**Dataset records**
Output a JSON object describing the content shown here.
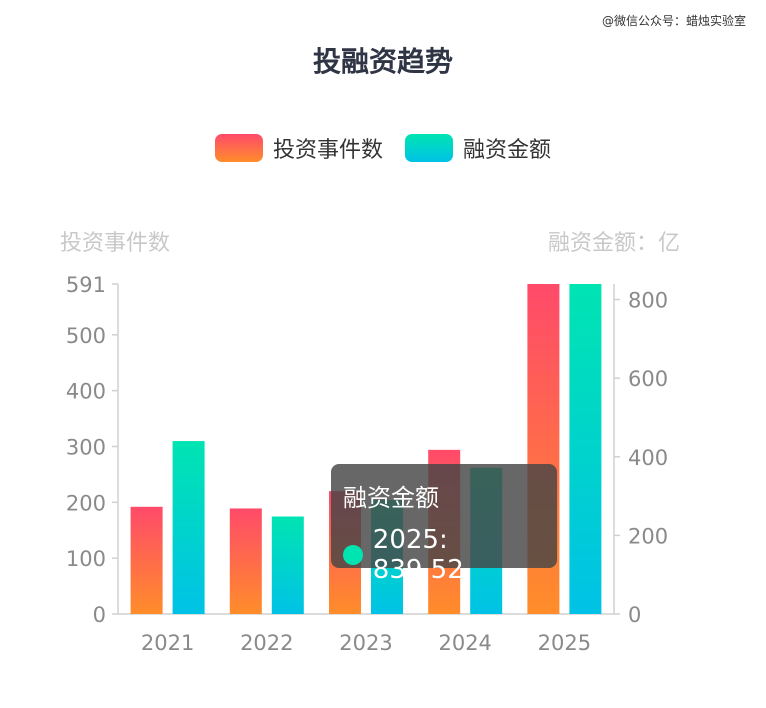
{
  "watermark": "@微信公众号：蜡烛实验室",
  "chart_data": {
    "type": "bar",
    "title": "投融资趋势",
    "categories": [
      "2021",
      "2022",
      "2023",
      "2024",
      "2025"
    ],
    "series": [
      {
        "name": "投资事件数",
        "axis": "left",
        "values": [
          192,
          189,
          220,
          294,
          591
        ],
        "color_top": "#ff4a6a",
        "color_bottom": "#ff8d2a"
      },
      {
        "name": "融资金额",
        "axis": "right",
        "values": [
          440,
          248,
          290,
          372,
          839.52
        ],
        "color_top": "#00e4b2",
        "color_bottom": "#00c2e6"
      }
    ],
    "y_left": {
      "label": "投资事件数",
      "ylim": [
        0,
        591
      ],
      "ticks": [
        0,
        100,
        200,
        300,
        400,
        500,
        591
      ]
    },
    "y_right": {
      "label": "融资金额：亿",
      "ylim": [
        0,
        839.52
      ],
      "ticks": [
        0,
        200,
        400,
        600,
        800
      ]
    },
    "legend": "top-center",
    "grid": false,
    "tooltip": {
      "title": "融资金额",
      "category": "2025",
      "value": "839.52",
      "text": "2025: 839.52"
    }
  }
}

**Challenge**
Repeat the material above in full and exactly, omitting the pictures.

**Full solution**
Output a JSON object describing the content shown here.
{
  "watermark": "@微信公众号：蜡烛实验室",
  "chart_data": {
    "type": "bar",
    "title": "投融资趋势",
    "categories": [
      "2021",
      "2022",
      "2023",
      "2024",
      "2025"
    ],
    "series": [
      {
        "name": "投资事件数",
        "axis": "left",
        "values": [
          192,
          189,
          220,
          294,
          591
        ],
        "color_top": "#ff4a6a",
        "color_bottom": "#ff8d2a"
      },
      {
        "name": "融资金额",
        "axis": "right",
        "values": [
          440,
          248,
          290,
          372,
          839.52
        ],
        "color_top": "#00e4b2",
        "color_bottom": "#00c2e6"
      }
    ],
    "y_left": {
      "label": "投资事件数",
      "ylim": [
        0,
        591
      ],
      "ticks": [
        0,
        100,
        200,
        300,
        400,
        500,
        591
      ]
    },
    "y_right": {
      "label": "融资金额：亿",
      "ylim": [
        0,
        839.52
      ],
      "ticks": [
        0,
        200,
        400,
        600,
        800
      ]
    },
    "legend": "top-center",
    "grid": false,
    "tooltip": {
      "title": "融资金额",
      "category": "2025",
      "value": "839.52",
      "text": "2025: 839.52"
    }
  }
}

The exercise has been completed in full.